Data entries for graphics
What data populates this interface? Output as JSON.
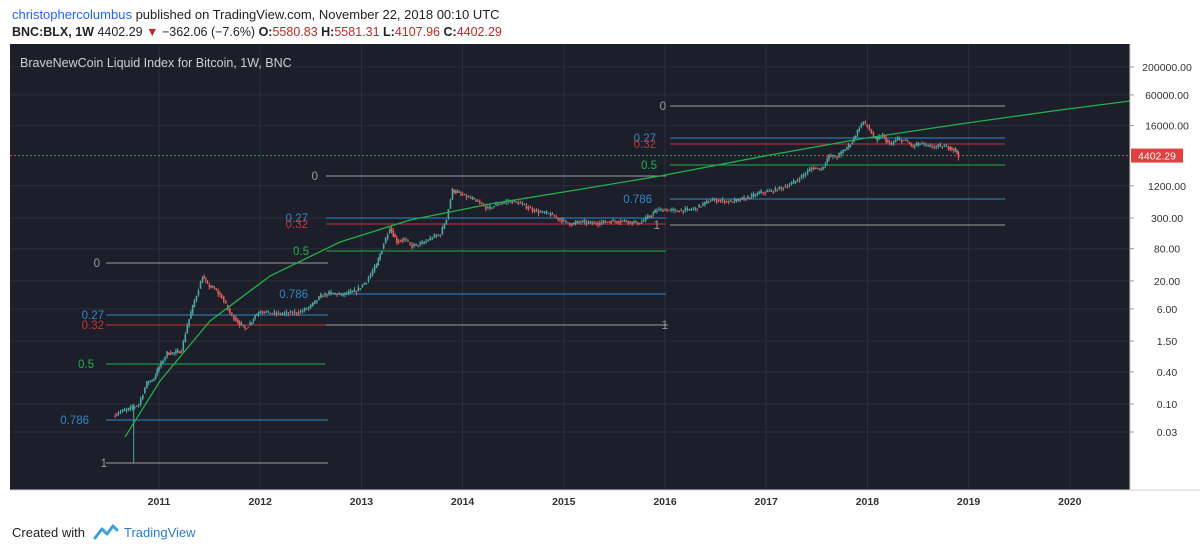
{
  "header": {
    "author": "christophercolumbus",
    "published_text": "published on TradingView.com, November 22, 2018 00:10 UTC",
    "symbol": "BNC:BLX, 1W",
    "last_price": "4402.29",
    "change": "−362.06 (−7.6%)",
    "open_label": "O:",
    "open_value": "5580.83",
    "high_label": "H:",
    "high_value": "5581.31",
    "low_label": "L:",
    "low_value": "4107.96",
    "close_label": "C:",
    "close_value": "4402.29"
  },
  "chart_data": {
    "type": "candlestick",
    "title": "BraveNewCoin Liquid Index for Bitcoin, 1W, BNC",
    "y_scale": "log",
    "y_tick_labels": [
      "200000.00",
      "60000.00",
      "16000.00",
      "1200.00",
      "300.00",
      "80.00",
      "20.00",
      "6.00",
      "1.50",
      "0.40",
      "0.10",
      "0.03"
    ],
    "x_tick_labels": [
      "2011",
      "2012",
      "2013",
      "2014",
      "2015",
      "2016",
      "2017",
      "2018",
      "2019",
      "2020"
    ],
    "current_price_label": "4402.29",
    "price_path": [
      [
        2010.55,
        0.06
      ],
      [
        2010.6,
        0.07
      ],
      [
        2010.7,
        0.08
      ],
      [
        2010.8,
        0.1
      ],
      [
        2010.88,
        0.25
      ],
      [
        2010.95,
        0.3
      ],
      [
        2011.0,
        0.5
      ],
      [
        2011.08,
        0.9
      ],
      [
        2011.15,
        0.9
      ],
      [
        2011.22,
        1.0
      ],
      [
        2011.28,
        3.0
      ],
      [
        2011.35,
        8.5
      ],
      [
        2011.43,
        24
      ],
      [
        2011.48,
        17
      ],
      [
        2011.55,
        14
      ],
      [
        2011.62,
        10
      ],
      [
        2011.7,
        5
      ],
      [
        2011.78,
        3.4
      ],
      [
        2011.85,
        2.6
      ],
      [
        2011.9,
        3.2
      ],
      [
        2011.95,
        4.5
      ],
      [
        2012.0,
        5.5
      ],
      [
        2012.1,
        5
      ],
      [
        2012.2,
        4.9
      ],
      [
        2012.3,
        5.0
      ],
      [
        2012.4,
        5.3
      ],
      [
        2012.5,
        6.8
      ],
      [
        2012.6,
        10.5
      ],
      [
        2012.7,
        12
      ],
      [
        2012.8,
        11
      ],
      [
        2012.95,
        13
      ],
      [
        2013.05,
        20
      ],
      [
        2013.15,
        40
      ],
      [
        2013.22,
        100
      ],
      [
        2013.28,
        200
      ],
      [
        2013.35,
        110
      ],
      [
        2013.42,
        120
      ],
      [
        2013.5,
        90
      ],
      [
        2013.6,
        100
      ],
      [
        2013.7,
        130
      ],
      [
        2013.78,
        150
      ],
      [
        2013.84,
        300
      ],
      [
        2013.9,
        1000
      ],
      [
        2013.95,
        900
      ],
      [
        2014.0,
        800
      ],
      [
        2014.08,
        700
      ],
      [
        2014.15,
        600
      ],
      [
        2014.25,
        450
      ],
      [
        2014.35,
        550
      ],
      [
        2014.45,
        620
      ],
      [
        2014.55,
        580
      ],
      [
        2014.65,
        470
      ],
      [
        2014.75,
        390
      ],
      [
        2014.85,
        360
      ],
      [
        2015.0,
        260
      ],
      [
        2015.08,
        230
      ],
      [
        2015.15,
        255
      ],
      [
        2015.3,
        240
      ],
      [
        2015.45,
        260
      ],
      [
        2015.6,
        265
      ],
      [
        2015.75,
        240
      ],
      [
        2015.85,
        330
      ],
      [
        2015.92,
        420
      ],
      [
        2016.0,
        430
      ],
      [
        2016.1,
        410
      ],
      [
        2016.2,
        420
      ],
      [
        2016.3,
        450
      ],
      [
        2016.45,
        650
      ],
      [
        2016.55,
        640
      ],
      [
        2016.65,
        600
      ],
      [
        2016.8,
        700
      ],
      [
        2016.95,
        900
      ],
      [
        2017.05,
        950
      ],
      [
        2017.15,
        1100
      ],
      [
        2017.25,
        1300
      ],
      [
        2017.35,
        1800
      ],
      [
        2017.45,
        2600
      ],
      [
        2017.55,
        2500
      ],
      [
        2017.62,
        4300
      ],
      [
        2017.7,
        4200
      ],
      [
        2017.78,
        5800
      ],
      [
        2017.85,
        8000
      ],
      [
        2017.92,
        15000
      ],
      [
        2017.96,
        19000
      ],
      [
        2018.02,
        13500
      ],
      [
        2018.08,
        8500
      ],
      [
        2018.15,
        10500
      ],
      [
        2018.22,
        7000
      ],
      [
        2018.3,
        9000
      ],
      [
        2018.38,
        8200
      ],
      [
        2018.45,
        6500
      ],
      [
        2018.52,
        7500
      ],
      [
        2018.6,
        6500
      ],
      [
        2018.7,
        6500
      ],
      [
        2018.8,
        6400
      ],
      [
        2018.87,
        5600
      ],
      [
        2018.9,
        4400
      ]
    ],
    "growth_curve": {
      "color": "#22b04a"
    },
    "fib_sets": [
      {
        "levels": [
          {
            "label": "0",
            "color": "#9e9e9e"
          },
          {
            "label": "0.27",
            "color": "#2f88c8"
          },
          {
            "label": "0.32",
            "color": "#c83232"
          },
          {
            "label": "0.5",
            "color": "#22b04a"
          },
          {
            "label": "0.786",
            "color": "#2f88c8"
          },
          {
            "label": "1",
            "color": "#9e9e9e"
          }
        ]
      },
      {
        "levels": [
          {
            "label": "0",
            "color": "#9e9e9e"
          },
          {
            "label": "0.27",
            "color": "#2f88c8"
          },
          {
            "label": "0.32",
            "color": "#c83232"
          },
          {
            "label": "0.5",
            "color": "#22b04a"
          },
          {
            "label": "0.786",
            "color": "#2f88c8"
          },
          {
            "label": "1",
            "color": "#9e9e9e"
          }
        ]
      },
      {
        "levels": [
          {
            "label": "0",
            "color": "#9e9e9e"
          },
          {
            "label": "0.27",
            "color": "#2f88c8"
          },
          {
            "label": "0.32",
            "color": "#c83232"
          },
          {
            "label": "0.5",
            "color": "#22b04a"
          },
          {
            "label": "0.786",
            "color": "#2f88c8"
          },
          {
            "label": "1",
            "color": "#9e9e9e"
          }
        ]
      }
    ],
    "colors": {
      "background": "#1c1e2a",
      "grid": "#2b2e3b",
      "up": "#4ea8a0",
      "down": "#e06060",
      "text": "#c8c8c8"
    }
  },
  "footer": {
    "created_with": "Created with",
    "brand": "TradingView"
  }
}
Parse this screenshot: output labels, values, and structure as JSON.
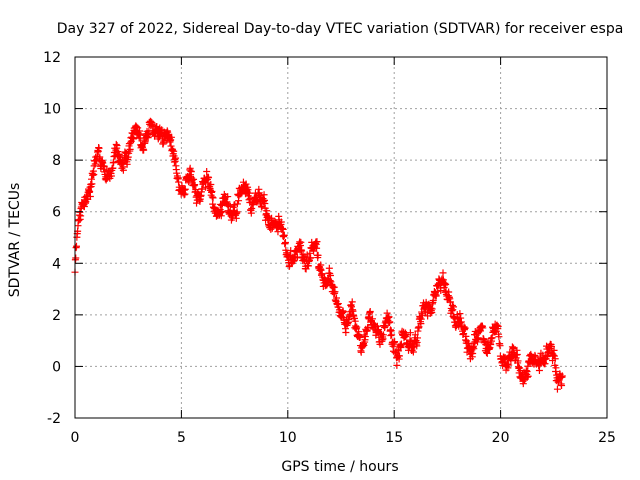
{
  "chart_data": {
    "type": "scatter",
    "title": "Day 327 of 2022, Sidereal Day-to-day VTEC variation (SDTVAR) for receiver espa",
    "xlabel": "GPS time / hours",
    "ylabel": "SDTVAR / TECUs",
    "xlim": [
      0,
      25
    ],
    "ylim": [
      -2,
      12
    ],
    "xticks": [
      0,
      5,
      10,
      15,
      20,
      25
    ],
    "yticks": [
      -2,
      0,
      2,
      4,
      6,
      8,
      10,
      12
    ],
    "grid": true,
    "marker": "+",
    "color": "#ff0000",
    "series": [
      {
        "name": "SDTVAR",
        "trend_x": [
          0,
          0.1,
          0.3,
          0.5,
          0.8,
          1.0,
          1.3,
          1.6,
          2.0,
          2.4,
          2.8,
          3.2,
          3.6,
          4.0,
          4.4,
          4.8,
          5.2,
          5.6,
          6.0,
          6.5,
          7.0,
          7.5,
          8.0,
          8.5,
          9.0,
          9.5,
          10.0,
          10.5,
          11.0,
          11.5,
          12.0,
          12.5,
          13.0,
          13.5,
          14.0,
          14.5,
          15.0,
          15.5,
          16.0,
          16.5,
          17.0,
          17.5,
          18.0,
          18.5,
          19.0,
          19.5,
          20.0,
          20.5,
          21.0,
          21.5,
          22.0,
          22.5,
          22.9
        ],
        "trend_y": [
          4.0,
          5.2,
          5.8,
          6.4,
          6.9,
          7.5,
          7.9,
          8.2,
          8.4,
          8.6,
          8.5,
          8.8,
          9.0,
          9.2,
          8.6,
          8.0,
          7.4,
          6.9,
          6.6,
          6.4,
          6.2,
          6.5,
          6.7,
          6.4,
          5.9,
          5.3,
          4.8,
          4.5,
          4.0,
          3.4,
          2.9,
          2.4,
          1.9,
          1.4,
          1.0,
          1.3,
          0.9,
          1.2,
          1.6,
          2.0,
          2.4,
          2.8,
          2.2,
          1.4,
          1.0,
          0.9,
          0.7,
          0.6,
          0.3,
          0.1,
          0.2,
          0.0,
          -0.5
        ],
        "spread": 0.7,
        "n_points": 1300
      }
    ]
  }
}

### WHAT THE EXERCISE ASKS
Check each line of the entries above for the word "SDTVAR". List the ones that have it.

### COMPLETED TASK
    "title": "Day 327 of 2022, Sidereal Day-to-day VTEC variation (SDTVAR) for receiver espa",
    "ylabel": "SDTVAR / TECUs",
        "name": "SDTVAR",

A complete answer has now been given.